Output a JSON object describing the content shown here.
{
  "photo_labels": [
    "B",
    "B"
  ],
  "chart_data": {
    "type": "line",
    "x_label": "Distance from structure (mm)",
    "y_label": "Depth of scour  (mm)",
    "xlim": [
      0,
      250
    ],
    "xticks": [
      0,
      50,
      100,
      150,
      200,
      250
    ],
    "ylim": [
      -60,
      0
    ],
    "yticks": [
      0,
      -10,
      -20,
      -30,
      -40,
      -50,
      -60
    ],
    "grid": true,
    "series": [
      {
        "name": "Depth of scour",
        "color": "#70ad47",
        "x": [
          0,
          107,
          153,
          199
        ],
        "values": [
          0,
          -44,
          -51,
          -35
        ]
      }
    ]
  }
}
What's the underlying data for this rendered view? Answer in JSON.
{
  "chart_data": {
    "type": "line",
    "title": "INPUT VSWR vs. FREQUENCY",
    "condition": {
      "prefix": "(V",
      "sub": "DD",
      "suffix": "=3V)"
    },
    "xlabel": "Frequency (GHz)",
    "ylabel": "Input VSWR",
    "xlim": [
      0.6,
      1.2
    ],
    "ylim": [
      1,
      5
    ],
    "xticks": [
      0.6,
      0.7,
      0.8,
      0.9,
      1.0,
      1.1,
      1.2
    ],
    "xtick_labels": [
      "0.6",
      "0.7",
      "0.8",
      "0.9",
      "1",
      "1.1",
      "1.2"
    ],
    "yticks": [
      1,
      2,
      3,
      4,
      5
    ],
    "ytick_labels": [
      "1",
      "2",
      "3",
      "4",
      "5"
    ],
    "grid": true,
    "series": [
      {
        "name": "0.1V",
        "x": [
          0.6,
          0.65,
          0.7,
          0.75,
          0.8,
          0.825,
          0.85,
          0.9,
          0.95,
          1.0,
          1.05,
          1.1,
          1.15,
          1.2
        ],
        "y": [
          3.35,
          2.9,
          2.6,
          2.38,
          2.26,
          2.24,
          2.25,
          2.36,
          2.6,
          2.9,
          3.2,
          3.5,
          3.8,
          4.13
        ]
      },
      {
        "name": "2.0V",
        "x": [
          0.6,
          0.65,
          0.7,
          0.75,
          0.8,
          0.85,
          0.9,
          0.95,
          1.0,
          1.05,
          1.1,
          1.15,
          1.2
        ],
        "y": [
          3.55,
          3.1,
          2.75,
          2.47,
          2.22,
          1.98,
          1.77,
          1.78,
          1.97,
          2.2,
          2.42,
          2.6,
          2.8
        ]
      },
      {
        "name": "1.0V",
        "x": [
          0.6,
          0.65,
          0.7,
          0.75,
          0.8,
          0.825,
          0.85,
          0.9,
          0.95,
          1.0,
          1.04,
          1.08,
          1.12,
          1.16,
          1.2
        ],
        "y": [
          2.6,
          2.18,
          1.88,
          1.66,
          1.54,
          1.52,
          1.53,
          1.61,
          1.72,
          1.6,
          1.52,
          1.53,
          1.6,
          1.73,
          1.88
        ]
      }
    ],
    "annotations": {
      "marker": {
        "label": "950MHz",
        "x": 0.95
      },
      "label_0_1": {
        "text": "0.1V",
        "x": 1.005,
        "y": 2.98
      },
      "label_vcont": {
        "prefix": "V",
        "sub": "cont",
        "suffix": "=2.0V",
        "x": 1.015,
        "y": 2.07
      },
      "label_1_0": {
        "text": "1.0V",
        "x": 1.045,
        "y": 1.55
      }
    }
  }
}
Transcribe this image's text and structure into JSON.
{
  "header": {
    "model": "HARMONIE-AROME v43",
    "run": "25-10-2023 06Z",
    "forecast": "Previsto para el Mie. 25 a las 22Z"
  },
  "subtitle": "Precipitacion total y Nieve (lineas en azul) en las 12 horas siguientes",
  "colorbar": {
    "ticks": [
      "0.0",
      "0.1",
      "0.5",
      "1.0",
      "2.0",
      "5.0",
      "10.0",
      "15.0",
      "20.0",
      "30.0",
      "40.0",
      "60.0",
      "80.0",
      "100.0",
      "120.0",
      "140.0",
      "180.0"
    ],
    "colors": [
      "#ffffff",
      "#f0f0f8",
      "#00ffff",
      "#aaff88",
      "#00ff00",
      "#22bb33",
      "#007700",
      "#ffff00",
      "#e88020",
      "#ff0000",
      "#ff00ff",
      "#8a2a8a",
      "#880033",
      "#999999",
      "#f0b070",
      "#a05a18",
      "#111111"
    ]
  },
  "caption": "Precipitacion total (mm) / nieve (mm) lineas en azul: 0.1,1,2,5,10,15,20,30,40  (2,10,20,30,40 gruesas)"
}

* **Stated goal**
Repeat word for word every line from the one that holds "Transcribe this image's" to the end. Both ends count.

* **Written reply**
Transcribe this image's text and structure into JSON.
{
  "header": {
    "model": "HARMONIE-AROME v43",
    "run": "25-10-2023 06Z",
    "forecast": "Previsto para el Mie. 25 a las 22Z"
  },
  "subtitle": "Precipitacion total y Nieve (lineas en azul) en las 12 horas siguientes",
  "colorbar": {
    "ticks": [
      "0.0",
      "0.1",
      "0.5",
      "1.0",
      "2.0",
      "5.0",
      "10.0",
      "15.0",
      "20.0",
      "30.0",
      "40.0",
      "60.0",
      "80.0",
      "100.0",
      "120.0",
      "140.0",
      "180.0"
    ],
    "colors": [
      "#ffffff",
      "#f0f0f8",
      "#00ffff",
      "#aaff88",
      "#00ff00",
      "#22bb33",
      "#007700",
      "#ffff00",
      "#e88020",
      "#ff0000",
      "#ff00ff",
      "#8a2a8a",
      "#880033",
      "#999999",
      "#f0b070",
      "#a05a18",
      "#111111"
    ]
  },
  "caption": "Precipitacion total (mm) / nieve (mm) lineas en azul: 0.1,1,2,5,10,15,20,30,40  (2,10,20,30,40 gruesas)"
}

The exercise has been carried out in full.